Task requirements> Each line that includes the word "index" counts once; give the total and nothing more.

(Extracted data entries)
════

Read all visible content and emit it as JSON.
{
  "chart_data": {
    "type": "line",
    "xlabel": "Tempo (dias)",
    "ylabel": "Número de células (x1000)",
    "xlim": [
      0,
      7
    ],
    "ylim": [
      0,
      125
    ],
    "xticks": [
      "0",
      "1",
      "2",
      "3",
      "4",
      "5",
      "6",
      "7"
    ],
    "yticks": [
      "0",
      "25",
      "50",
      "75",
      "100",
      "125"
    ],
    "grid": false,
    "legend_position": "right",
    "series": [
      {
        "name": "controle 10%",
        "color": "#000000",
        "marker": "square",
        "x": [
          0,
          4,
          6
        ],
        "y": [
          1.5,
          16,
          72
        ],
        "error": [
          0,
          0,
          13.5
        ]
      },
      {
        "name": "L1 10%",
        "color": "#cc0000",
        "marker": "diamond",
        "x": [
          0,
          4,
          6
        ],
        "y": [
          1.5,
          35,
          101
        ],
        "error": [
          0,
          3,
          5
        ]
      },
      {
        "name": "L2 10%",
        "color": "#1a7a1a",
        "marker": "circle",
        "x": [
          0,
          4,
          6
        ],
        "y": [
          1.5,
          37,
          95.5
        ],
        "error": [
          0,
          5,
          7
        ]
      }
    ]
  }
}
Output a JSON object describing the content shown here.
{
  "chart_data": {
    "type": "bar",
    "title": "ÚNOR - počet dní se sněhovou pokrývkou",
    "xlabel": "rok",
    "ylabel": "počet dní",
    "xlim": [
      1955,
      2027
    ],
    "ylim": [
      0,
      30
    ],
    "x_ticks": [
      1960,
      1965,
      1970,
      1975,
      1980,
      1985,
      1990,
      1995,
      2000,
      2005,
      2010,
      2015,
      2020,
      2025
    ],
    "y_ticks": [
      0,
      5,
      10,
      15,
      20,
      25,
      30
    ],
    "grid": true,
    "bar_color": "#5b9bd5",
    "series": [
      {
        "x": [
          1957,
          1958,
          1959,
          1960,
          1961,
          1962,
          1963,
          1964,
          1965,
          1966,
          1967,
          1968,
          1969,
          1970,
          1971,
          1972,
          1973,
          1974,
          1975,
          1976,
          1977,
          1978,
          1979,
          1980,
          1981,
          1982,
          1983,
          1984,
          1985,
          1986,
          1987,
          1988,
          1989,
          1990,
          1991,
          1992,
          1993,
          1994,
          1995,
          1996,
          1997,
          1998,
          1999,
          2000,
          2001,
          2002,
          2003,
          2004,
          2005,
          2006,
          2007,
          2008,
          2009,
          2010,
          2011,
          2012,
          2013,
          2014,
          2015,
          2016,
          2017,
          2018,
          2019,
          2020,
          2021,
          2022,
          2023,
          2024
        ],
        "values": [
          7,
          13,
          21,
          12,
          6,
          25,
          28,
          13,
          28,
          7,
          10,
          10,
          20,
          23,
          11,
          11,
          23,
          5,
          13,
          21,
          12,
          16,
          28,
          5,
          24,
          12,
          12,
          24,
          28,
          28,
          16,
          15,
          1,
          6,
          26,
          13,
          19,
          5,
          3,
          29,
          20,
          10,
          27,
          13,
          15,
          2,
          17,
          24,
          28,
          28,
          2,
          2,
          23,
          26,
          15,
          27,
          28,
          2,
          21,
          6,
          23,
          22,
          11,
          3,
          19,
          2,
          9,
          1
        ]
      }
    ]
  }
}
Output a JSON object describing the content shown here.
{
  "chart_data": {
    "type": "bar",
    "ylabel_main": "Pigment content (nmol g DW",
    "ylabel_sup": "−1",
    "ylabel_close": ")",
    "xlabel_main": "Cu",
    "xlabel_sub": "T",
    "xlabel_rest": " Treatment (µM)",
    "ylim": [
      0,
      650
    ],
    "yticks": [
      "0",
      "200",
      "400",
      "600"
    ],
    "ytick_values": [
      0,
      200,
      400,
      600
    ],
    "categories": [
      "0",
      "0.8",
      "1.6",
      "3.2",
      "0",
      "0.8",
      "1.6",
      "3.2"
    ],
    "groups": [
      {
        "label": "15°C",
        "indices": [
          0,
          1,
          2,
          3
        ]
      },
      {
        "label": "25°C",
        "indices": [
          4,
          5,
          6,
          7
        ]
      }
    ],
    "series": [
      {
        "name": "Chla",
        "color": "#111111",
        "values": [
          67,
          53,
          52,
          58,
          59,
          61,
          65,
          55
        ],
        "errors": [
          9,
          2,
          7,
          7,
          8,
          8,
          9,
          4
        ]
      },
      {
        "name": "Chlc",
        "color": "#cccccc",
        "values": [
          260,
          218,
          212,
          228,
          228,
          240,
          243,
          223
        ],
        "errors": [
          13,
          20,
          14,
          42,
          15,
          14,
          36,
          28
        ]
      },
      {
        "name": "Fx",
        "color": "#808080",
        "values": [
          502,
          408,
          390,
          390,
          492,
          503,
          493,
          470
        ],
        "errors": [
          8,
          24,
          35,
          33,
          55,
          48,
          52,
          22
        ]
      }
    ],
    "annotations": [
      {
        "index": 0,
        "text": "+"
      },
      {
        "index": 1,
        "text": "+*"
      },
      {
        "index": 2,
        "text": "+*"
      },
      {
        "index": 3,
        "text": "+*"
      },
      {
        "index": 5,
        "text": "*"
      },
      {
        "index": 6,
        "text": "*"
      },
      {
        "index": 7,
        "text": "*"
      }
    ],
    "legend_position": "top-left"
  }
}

════

Solution> 7